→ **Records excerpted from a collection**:
┄┄┄┄┄┄┄┄┄┄
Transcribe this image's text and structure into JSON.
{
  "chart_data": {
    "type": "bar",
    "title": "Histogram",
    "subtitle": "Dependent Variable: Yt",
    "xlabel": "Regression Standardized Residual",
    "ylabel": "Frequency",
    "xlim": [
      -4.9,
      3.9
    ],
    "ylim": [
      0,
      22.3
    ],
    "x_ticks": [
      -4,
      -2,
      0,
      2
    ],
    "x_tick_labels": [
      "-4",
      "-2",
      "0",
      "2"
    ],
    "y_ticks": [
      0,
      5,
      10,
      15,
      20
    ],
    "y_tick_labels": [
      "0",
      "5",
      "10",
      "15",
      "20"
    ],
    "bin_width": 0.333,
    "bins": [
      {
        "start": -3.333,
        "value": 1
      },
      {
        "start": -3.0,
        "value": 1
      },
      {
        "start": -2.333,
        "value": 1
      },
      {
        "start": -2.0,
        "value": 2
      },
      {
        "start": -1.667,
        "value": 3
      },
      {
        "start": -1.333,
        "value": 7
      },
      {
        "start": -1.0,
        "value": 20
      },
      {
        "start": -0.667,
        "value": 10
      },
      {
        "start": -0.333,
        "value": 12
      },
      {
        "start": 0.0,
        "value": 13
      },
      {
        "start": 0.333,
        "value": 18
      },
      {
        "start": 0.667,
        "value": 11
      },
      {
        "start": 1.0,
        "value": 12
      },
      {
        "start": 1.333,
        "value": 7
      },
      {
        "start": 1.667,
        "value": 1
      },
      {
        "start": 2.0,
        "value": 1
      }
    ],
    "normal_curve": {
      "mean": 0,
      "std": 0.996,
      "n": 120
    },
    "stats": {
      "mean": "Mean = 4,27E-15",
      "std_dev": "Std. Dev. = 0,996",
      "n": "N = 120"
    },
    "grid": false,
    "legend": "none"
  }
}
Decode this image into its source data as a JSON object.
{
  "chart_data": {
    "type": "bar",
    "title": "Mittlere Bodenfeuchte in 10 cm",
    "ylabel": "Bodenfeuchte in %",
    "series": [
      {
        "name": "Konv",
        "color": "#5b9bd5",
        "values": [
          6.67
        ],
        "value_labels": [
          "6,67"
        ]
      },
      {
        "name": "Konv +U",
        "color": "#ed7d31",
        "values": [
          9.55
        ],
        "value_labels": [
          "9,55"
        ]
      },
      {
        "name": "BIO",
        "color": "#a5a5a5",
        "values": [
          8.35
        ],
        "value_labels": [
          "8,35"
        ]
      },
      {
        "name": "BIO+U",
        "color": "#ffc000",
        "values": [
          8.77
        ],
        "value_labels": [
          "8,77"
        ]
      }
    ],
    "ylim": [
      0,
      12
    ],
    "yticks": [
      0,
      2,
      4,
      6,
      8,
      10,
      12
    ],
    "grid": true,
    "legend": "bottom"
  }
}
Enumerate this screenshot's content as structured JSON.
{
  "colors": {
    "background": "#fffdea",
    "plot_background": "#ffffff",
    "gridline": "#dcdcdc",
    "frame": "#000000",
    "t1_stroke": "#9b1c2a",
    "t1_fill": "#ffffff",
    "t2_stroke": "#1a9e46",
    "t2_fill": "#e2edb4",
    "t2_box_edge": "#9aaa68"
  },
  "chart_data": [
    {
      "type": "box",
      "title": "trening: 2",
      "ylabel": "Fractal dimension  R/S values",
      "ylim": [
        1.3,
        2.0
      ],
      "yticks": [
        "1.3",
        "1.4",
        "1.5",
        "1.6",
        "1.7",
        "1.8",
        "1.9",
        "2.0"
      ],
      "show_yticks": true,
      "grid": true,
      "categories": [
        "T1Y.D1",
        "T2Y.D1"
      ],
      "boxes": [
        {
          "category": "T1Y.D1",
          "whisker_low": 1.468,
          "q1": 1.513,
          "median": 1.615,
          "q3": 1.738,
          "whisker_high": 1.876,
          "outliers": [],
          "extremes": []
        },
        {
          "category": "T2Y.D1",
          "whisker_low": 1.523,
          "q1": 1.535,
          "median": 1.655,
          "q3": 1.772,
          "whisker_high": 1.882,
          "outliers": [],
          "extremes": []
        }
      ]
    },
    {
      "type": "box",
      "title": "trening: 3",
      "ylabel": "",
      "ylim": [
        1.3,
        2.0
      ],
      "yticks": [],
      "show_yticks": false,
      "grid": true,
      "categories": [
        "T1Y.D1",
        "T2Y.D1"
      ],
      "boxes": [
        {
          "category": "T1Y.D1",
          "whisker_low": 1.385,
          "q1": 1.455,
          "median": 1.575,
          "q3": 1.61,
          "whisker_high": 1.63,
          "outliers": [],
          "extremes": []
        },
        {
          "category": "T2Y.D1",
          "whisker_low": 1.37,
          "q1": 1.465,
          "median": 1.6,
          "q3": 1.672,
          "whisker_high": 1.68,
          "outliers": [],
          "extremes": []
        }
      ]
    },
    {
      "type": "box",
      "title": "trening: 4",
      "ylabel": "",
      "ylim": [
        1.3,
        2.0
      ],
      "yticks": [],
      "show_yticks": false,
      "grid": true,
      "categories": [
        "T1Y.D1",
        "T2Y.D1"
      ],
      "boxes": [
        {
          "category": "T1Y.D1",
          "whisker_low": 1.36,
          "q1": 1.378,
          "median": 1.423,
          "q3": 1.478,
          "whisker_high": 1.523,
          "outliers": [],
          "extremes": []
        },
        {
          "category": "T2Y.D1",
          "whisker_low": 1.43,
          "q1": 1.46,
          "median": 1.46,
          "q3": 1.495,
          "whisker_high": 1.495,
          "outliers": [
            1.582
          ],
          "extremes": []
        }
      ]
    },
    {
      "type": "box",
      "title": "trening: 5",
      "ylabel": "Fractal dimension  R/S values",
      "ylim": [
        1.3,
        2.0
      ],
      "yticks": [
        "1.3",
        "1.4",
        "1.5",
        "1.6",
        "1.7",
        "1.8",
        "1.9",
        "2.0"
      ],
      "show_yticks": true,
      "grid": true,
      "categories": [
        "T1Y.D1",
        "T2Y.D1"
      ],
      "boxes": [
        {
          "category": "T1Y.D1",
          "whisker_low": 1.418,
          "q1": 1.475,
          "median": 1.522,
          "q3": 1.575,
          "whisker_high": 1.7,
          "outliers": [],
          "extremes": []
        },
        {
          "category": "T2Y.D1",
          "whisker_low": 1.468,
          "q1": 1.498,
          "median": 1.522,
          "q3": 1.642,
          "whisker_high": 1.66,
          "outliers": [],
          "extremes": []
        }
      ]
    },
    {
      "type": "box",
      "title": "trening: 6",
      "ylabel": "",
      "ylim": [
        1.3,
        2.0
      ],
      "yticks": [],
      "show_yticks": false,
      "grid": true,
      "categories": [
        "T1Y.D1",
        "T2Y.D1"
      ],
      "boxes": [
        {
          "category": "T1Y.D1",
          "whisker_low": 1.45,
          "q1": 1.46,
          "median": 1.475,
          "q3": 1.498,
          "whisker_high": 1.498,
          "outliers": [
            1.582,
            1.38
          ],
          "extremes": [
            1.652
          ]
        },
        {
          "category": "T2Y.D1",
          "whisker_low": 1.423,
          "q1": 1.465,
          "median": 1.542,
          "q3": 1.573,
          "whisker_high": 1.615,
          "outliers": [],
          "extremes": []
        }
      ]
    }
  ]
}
┄┄┄┄┄┄┄┄┄┄
→ **What is required**: Copy out each line in the preceding records that contains "JSON".

→ **Finished task**:
Transcribe this image's text and structure into JSON.
Decode this image into its source data as a JSON object.
Enumerate this screenshot's content as structured JSON.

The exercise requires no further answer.